◆ Problem requirements: Look through the records that follow. Copy every line containing the word "naman".

◆ Items:
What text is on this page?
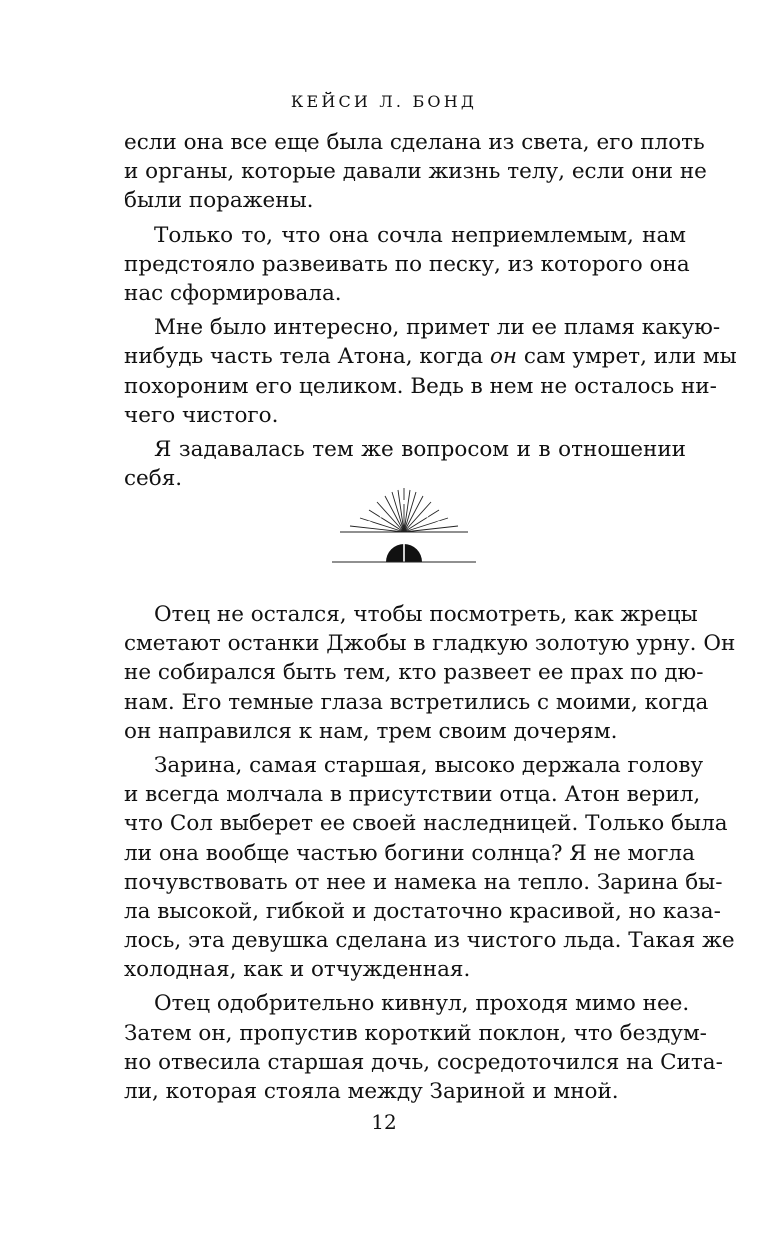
КЕЙСИ Л. БОНД
если она все еще была сделана из света, его плоть
и органы, которые давали жизнь телу, если они не
были поражены.
Только то, что она сочла неприемлемым, нам
предстояло развеивать по песку, из которого она
нас сформировала.
Мне было интересно, примет ли ее пламя какую-
нибудь часть тела Атона, когда он сам умрет, или мы
похороним его целиком. Ведь в нем не осталось ни-
чего чистого.
Я задавалась тем же вопросом и в отношении
себя.
Отец не остался, чтобы посмотреть, как жрецы
сметают останки Джобы в гладкую золотую урну. Он
не собирался быть тем, кто развеет ее прах по дю-
нам. Его темные глаза встретились с моими, когда
он направился к нам, трем своим дочерям.
Зарина, самая старшая, высоко держала голову
и всегда молчала в присутствии отца. Атон верил,
что Сол выберет ее своей наследницей. Только была
ли она вообще частью богини солнца? Я не могла
почувствовать от нее и намека на тепло. Зарина бы-
ла высокой, гибкой и достаточно красивой, но каза-
лось, эта девушка сделана из чистого льда. Такая же
холодная, как и отчужденная.
Отец одобрительно кивнул, проходя мимо нее.
Затем он, пропустив короткий поклон, что бездум-
но отвесила старшая дочь, сосредоточился на Сита-
ли, которая стояла между Зариной и мной.
12
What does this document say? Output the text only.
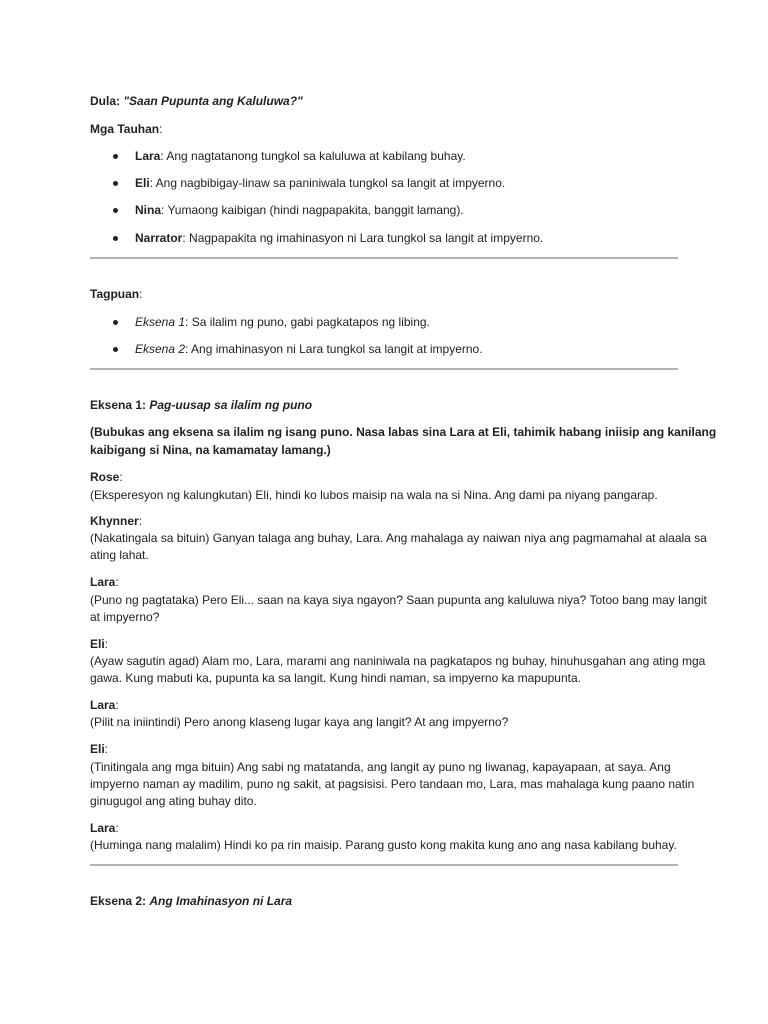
Dula: "Saan Pupunta ang Kaluluwa?"
Mga Tauhan:
Lara: Ang nagtatanong tungkol sa kaluluwa at kabilang buhay.
Eli: Ang nagbibigay-linaw sa paniniwala tungkol sa langit at impyerno.
Nina: Yumaong kaibigan (hindi nagpapakita, banggit lamang).
Narrator: Nagpapakita ng imahinasyon ni Lara tungkol sa langit at impyerno.
Tagpuan:
Eksena 1: Sa ilalim ng puno, gabi pagkatapos ng libing.
Eksena 2: Ang imahinasyon ni Lara tungkol sa langit at impyerno.
Eksena 1: Pag-uusap sa ilalim ng puno
(Bubukas ang eksena sa ilalim ng isang puno. Nasa labas sina Lara at Eli, tahimik habang iniisip ang kanilang
kaibigang si Nina, na kamamatay lamang.)
Rose:
(Eksperesyon ng kalungkutan) Eli, hindi ko lubos maisip na wala na si Nina. Ang dami pa niyang pangarap.
Khynner:
(Nakatingala sa bituin) Ganyan talaga ang buhay, Lara. Ang mahalaga ay naiwan niya ang pagmamahal at alaala sa
ating lahat.
Lara:
(Puno ng pagtataka) Pero Eli... saan na kaya siya ngayon? Saan pupunta ang kaluluwa niya? Totoo bang may langit
at impyerno?
Eli:
(Ayaw sagutin agad) Alam mo, Lara, marami ang naniniwala na pagkatapos ng buhay, hinuhusgahan ang ating mga
gawa. Kung mabuti ka, pupunta ka sa langit. Kung hindi naman, sa impyerno ka mapupunta.
Lara:
(Pilit na iniintindi) Pero anong klaseng lugar kaya ang langit? At ang impyerno?
Eli:
(Tinitingala ang mga bituin) Ang sabi ng matatanda, ang langit ay puno ng liwanag, kapayapaan, at saya. Ang
impyerno naman ay madilim, puno ng sakit, at pagsisisi. Pero tandaan mo, Lara, mas mahalaga kung paano natin
ginugugol ang ating buhay dito.
Lara:
(Huminga nang malalim) Hindi ko pa rin maisip. Parang gusto kong makita kung ano ang nasa kabilang buhay.
Eksena 2: Ang Imahinasyon ni Lara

◆ Complete response:
gawa. Kung mabuti ka, pupunta ka sa langit. Kung hindi naman, sa impyerno ka mapupunta.
impyerno naman ay madilim, puno ng sakit, at pagsisisi. Pero tandaan mo, Lara, mas mahalaga kung paano natin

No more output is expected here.